Stated problem:
Identify every line in the records below that contains the word "making", and reproduce each one.

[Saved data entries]
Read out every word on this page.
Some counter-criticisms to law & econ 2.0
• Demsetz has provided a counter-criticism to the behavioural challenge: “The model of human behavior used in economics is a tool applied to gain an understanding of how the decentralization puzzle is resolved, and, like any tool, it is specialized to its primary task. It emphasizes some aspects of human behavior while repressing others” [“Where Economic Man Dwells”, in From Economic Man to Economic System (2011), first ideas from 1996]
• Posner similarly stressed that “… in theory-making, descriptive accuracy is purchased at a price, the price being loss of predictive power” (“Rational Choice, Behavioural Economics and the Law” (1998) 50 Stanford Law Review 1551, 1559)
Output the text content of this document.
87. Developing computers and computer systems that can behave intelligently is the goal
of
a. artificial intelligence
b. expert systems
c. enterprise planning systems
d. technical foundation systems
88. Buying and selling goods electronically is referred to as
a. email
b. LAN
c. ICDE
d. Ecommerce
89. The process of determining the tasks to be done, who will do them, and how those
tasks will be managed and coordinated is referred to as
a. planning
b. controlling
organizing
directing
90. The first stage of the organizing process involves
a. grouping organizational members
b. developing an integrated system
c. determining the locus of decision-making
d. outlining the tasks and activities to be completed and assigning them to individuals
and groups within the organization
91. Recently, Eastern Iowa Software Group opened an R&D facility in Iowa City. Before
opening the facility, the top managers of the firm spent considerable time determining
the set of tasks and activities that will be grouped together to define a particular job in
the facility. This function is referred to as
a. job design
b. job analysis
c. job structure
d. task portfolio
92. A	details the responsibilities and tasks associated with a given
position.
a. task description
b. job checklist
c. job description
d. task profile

The answer:
• Posner similarly stressed that “… in theory-making, descriptive accuracy is purchased at a price, the price being loss of predictive power” (“Rational Choice, Behavioural Economics and the Law” (1998) 50 Stanford Law Review 1551, 1559)
c. determining the locus of decision-making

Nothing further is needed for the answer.